--- BEGIN ---

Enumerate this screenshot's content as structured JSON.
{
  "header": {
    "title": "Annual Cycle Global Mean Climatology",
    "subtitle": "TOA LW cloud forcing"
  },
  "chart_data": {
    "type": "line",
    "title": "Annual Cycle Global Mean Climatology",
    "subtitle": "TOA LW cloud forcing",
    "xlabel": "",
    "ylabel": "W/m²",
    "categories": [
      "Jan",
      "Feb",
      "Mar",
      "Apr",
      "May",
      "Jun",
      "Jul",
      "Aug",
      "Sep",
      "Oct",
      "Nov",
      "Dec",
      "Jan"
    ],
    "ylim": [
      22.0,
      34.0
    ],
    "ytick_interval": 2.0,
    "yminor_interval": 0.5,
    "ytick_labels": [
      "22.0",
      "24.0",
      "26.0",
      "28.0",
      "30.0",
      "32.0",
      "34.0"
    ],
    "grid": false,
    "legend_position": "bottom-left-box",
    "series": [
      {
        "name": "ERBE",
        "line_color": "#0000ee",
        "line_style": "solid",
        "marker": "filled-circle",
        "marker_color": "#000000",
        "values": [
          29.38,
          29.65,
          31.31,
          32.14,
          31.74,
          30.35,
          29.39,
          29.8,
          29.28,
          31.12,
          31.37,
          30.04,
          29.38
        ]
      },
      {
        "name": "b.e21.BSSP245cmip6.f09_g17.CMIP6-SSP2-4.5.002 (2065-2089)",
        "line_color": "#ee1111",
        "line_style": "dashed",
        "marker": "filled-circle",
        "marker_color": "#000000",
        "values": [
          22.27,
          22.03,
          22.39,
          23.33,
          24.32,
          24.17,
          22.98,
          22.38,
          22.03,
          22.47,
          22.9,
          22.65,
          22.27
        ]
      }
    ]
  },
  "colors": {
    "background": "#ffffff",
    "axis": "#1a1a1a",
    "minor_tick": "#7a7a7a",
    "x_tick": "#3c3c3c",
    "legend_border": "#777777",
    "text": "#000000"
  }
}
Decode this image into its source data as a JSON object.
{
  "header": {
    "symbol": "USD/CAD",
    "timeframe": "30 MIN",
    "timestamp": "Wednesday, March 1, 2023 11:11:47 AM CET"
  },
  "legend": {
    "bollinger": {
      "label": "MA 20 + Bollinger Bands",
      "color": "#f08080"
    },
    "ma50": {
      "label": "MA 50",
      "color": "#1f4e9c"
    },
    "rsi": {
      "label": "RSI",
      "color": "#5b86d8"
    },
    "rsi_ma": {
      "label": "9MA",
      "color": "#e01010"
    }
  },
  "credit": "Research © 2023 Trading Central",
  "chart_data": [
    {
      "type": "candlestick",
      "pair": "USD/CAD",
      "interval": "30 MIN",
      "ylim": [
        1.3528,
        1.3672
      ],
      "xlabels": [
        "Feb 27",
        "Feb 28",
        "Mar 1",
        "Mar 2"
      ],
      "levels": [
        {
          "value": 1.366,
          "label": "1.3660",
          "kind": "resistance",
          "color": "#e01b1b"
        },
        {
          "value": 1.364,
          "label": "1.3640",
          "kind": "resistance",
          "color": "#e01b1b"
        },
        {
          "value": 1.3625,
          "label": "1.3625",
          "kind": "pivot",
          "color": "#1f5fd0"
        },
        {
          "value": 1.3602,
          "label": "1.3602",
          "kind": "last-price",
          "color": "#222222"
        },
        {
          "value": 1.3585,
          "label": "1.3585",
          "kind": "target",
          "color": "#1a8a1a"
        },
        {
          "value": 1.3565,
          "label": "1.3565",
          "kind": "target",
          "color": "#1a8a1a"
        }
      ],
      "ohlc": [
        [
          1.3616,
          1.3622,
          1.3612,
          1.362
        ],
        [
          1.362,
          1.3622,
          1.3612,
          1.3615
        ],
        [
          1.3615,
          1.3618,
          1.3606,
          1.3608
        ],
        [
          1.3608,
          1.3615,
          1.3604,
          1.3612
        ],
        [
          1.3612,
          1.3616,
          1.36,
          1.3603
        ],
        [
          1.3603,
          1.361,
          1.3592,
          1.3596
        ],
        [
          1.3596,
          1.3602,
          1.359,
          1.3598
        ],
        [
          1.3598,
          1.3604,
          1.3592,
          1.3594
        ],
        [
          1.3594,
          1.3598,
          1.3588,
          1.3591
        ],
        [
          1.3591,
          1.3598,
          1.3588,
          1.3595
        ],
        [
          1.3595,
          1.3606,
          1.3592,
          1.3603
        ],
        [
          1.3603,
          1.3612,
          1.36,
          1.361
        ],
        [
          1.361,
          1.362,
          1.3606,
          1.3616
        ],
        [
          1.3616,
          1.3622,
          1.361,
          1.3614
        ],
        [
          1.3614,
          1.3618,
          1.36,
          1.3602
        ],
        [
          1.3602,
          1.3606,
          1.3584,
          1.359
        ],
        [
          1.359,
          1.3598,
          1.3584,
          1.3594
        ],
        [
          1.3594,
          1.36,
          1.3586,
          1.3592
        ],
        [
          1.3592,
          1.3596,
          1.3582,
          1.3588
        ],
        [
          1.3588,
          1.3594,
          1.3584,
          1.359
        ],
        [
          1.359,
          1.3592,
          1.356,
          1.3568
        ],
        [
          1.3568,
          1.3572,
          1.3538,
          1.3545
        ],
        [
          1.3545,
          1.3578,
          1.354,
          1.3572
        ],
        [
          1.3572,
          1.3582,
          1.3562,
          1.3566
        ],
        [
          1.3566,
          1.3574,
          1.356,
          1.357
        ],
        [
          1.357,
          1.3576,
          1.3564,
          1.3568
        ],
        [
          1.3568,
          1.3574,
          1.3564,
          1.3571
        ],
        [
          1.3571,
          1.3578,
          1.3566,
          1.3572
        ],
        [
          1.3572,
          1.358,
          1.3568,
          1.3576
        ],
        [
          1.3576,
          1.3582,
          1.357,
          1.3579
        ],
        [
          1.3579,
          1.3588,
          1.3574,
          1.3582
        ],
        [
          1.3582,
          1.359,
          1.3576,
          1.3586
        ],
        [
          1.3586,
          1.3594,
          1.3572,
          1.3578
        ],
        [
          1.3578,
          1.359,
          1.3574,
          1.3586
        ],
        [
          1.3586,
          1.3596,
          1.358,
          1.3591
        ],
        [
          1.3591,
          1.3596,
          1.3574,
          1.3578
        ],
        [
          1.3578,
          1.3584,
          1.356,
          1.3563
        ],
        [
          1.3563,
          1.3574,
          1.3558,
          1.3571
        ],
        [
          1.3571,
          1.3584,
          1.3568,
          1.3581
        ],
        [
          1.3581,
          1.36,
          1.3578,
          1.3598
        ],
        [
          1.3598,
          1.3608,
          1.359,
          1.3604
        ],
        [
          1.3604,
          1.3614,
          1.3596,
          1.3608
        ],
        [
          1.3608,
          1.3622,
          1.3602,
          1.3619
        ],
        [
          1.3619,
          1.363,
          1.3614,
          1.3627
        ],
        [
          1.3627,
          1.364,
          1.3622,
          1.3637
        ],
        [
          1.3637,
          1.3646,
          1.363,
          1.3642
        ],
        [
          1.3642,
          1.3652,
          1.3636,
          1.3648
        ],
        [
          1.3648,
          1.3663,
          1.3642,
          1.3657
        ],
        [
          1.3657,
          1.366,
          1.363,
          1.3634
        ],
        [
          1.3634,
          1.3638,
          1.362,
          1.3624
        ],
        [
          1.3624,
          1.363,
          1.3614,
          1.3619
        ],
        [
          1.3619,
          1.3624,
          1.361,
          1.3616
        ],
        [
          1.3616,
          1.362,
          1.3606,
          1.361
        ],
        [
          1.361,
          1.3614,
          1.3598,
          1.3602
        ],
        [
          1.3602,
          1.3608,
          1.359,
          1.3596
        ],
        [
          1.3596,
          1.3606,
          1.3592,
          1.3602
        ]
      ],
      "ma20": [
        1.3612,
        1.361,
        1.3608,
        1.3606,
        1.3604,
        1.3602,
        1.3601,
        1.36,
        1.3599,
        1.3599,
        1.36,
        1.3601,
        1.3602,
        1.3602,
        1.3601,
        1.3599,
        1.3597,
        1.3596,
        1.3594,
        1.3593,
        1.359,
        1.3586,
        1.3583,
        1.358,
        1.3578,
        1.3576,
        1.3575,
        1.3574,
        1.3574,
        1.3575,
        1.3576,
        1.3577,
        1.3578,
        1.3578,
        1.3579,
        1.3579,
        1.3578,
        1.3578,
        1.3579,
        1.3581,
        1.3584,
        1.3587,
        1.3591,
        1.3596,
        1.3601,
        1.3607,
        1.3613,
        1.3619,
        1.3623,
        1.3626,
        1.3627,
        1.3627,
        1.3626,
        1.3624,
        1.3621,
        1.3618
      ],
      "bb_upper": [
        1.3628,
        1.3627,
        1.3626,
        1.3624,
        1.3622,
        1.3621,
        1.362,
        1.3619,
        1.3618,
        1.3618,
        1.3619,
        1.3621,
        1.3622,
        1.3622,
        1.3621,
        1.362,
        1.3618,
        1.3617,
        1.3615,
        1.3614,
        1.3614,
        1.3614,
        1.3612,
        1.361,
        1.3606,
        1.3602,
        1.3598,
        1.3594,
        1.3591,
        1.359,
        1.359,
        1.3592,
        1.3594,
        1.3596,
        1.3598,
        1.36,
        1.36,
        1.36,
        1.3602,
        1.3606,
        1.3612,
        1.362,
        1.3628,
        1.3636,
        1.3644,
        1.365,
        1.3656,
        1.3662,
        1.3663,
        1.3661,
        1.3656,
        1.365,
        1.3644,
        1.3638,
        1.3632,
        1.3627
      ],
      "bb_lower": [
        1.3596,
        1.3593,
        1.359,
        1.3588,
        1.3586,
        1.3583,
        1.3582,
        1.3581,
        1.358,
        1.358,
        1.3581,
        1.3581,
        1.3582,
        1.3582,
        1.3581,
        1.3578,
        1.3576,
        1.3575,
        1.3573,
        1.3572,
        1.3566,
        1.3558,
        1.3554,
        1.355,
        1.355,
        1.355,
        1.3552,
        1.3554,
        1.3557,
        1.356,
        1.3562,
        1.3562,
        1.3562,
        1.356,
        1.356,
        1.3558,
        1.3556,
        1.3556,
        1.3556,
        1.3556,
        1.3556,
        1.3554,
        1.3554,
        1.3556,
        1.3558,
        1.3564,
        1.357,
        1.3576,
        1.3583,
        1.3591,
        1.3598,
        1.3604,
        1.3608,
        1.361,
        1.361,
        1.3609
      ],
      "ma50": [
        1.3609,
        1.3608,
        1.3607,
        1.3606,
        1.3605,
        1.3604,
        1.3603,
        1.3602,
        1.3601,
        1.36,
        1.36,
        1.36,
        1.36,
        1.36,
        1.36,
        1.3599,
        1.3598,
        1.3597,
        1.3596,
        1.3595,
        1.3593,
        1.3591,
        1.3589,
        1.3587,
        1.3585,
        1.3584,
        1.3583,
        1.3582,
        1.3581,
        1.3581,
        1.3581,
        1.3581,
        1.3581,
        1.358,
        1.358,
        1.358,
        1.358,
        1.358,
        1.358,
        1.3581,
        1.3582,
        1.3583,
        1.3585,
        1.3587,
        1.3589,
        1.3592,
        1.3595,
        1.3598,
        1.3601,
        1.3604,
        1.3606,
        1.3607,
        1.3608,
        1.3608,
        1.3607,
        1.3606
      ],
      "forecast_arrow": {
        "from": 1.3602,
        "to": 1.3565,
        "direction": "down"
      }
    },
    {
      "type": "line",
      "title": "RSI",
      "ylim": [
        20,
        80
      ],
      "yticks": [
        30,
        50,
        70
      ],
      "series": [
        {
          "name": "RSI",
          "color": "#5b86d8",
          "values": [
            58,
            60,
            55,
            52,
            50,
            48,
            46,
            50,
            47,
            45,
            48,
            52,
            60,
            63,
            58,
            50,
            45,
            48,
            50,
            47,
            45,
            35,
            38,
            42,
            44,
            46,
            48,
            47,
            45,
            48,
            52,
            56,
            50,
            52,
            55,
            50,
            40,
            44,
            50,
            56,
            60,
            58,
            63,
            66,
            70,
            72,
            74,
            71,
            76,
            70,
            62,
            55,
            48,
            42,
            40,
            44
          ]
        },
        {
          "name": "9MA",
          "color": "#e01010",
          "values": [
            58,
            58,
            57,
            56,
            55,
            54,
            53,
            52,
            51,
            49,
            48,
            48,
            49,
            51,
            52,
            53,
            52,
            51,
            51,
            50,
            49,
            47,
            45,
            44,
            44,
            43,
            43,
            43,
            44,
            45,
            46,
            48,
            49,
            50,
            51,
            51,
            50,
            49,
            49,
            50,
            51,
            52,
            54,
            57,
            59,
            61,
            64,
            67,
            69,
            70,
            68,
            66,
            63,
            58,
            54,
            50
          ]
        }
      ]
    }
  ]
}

--- END ---

§ **Stated task**
Check each line of the entries above, and show every one holding the word "type".

§ **Result below**
    "type": "line",
      "type": "candlestick",
      "type": "line",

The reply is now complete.